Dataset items
[start]

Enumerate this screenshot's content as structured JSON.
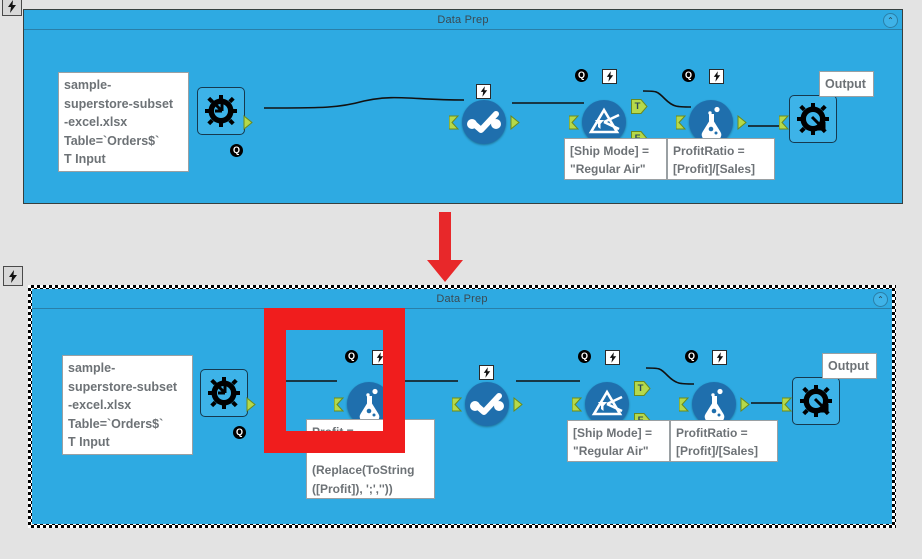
{
  "app": {
    "tool_names": {
      "input": "input-data-tool",
      "select": "select-tool",
      "filter": "filter-tool",
      "formula": "formula-tool",
      "output": "output-data-tool"
    }
  },
  "float_icons": {
    "top_left": "lightning-icon",
    "bottom_left": "lightning-icon"
  },
  "panels": [
    {
      "id": "before",
      "title": "Data Prep",
      "collapse_glyph": "⌃",
      "input_annotation": "sample-\nsuperstore-subset\n-excel.xlsx\nTable=`Orders$`\nT Input",
      "filter_annotation": "[Ship Mode] =\n\"Regular Air\"",
      "formula_annotation": "ProfitRatio =\n[Profit]/[Sales]",
      "output_annotation": "Output",
      "port_labels": {
        "true": "T",
        "false": "F"
      },
      "badge_q": "Q"
    },
    {
      "id": "after",
      "title": "Data Prep",
      "collapse_glyph": "⌃",
      "input_annotation": "sample-\nsuperstore-subset\n-excel.xlsx\nTable=`Orders$`\nT Input",
      "new_formula_annotation": "Profit =\n\n(Replace(ToString\n([Profit]), ';',''))",
      "filter_annotation": "[Ship Mode] =\n\"Regular Air\"",
      "formula_annotation": "ProfitRatio =\n[Profit]/[Sales]",
      "output_annotation": "Output",
      "port_labels": {
        "true": "T",
        "false": "F"
      },
      "badge_q": "Q"
    }
  ],
  "highlight": {
    "name": "red-highlight-box",
    "color": "#f01d1d",
    "target": "new-formula-tool"
  },
  "transition_arrow": {
    "name": "red-down-arrow",
    "color": "#e8282a",
    "direction": "down"
  },
  "colors": {
    "canvas": "#2eaae2",
    "node": "#1f6fad",
    "port": "#b5d94a",
    "page_bg": "#e3e3e3",
    "text": "#6d7276"
  }
}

[end]

- Directions:
Set down all the data again exactly as above, pictures excluded.

- Final answer:
Enumerate this screenshot's content as structured JSON.
{
  "app": {
    "tool_names": {
      "input": "input-data-tool",
      "select": "select-tool",
      "filter": "filter-tool",
      "formula": "formula-tool",
      "output": "output-data-tool"
    }
  },
  "float_icons": {
    "top_left": "lightning-icon",
    "bottom_left": "lightning-icon"
  },
  "panels": [
    {
      "id": "before",
      "title": "Data Prep",
      "collapse_glyph": "⌃",
      "input_annotation": "sample-\nsuperstore-subset\n-excel.xlsx\nTable=`Orders$`\nT Input",
      "filter_annotation": "[Ship Mode] =\n\"Regular Air\"",
      "formula_annotation": "ProfitRatio =\n[Profit]/[Sales]",
      "output_annotation": "Output",
      "port_labels": {
        "true": "T",
        "false": "F"
      },
      "badge_q": "Q"
    },
    {
      "id": "after",
      "title": "Data Prep",
      "collapse_glyph": "⌃",
      "input_annotation": "sample-\nsuperstore-subset\n-excel.xlsx\nTable=`Orders$`\nT Input",
      "new_formula_annotation": "Profit =\n\n(Replace(ToString\n([Profit]), ';',''))",
      "filter_annotation": "[Ship Mode] =\n\"Regular Air\"",
      "formula_annotation": "ProfitRatio =\n[Profit]/[Sales]",
      "output_annotation": "Output",
      "port_labels": {
        "true": "T",
        "false": "F"
      },
      "badge_q": "Q"
    }
  ],
  "highlight": {
    "name": "red-highlight-box",
    "color": "#f01d1d",
    "target": "new-formula-tool"
  },
  "transition_arrow": {
    "name": "red-down-arrow",
    "color": "#e8282a",
    "direction": "down"
  },
  "colors": {
    "canvas": "#2eaae2",
    "node": "#1f6fad",
    "port": "#b5d94a",
    "page_bg": "#e3e3e3",
    "text": "#6d7276"
  }
}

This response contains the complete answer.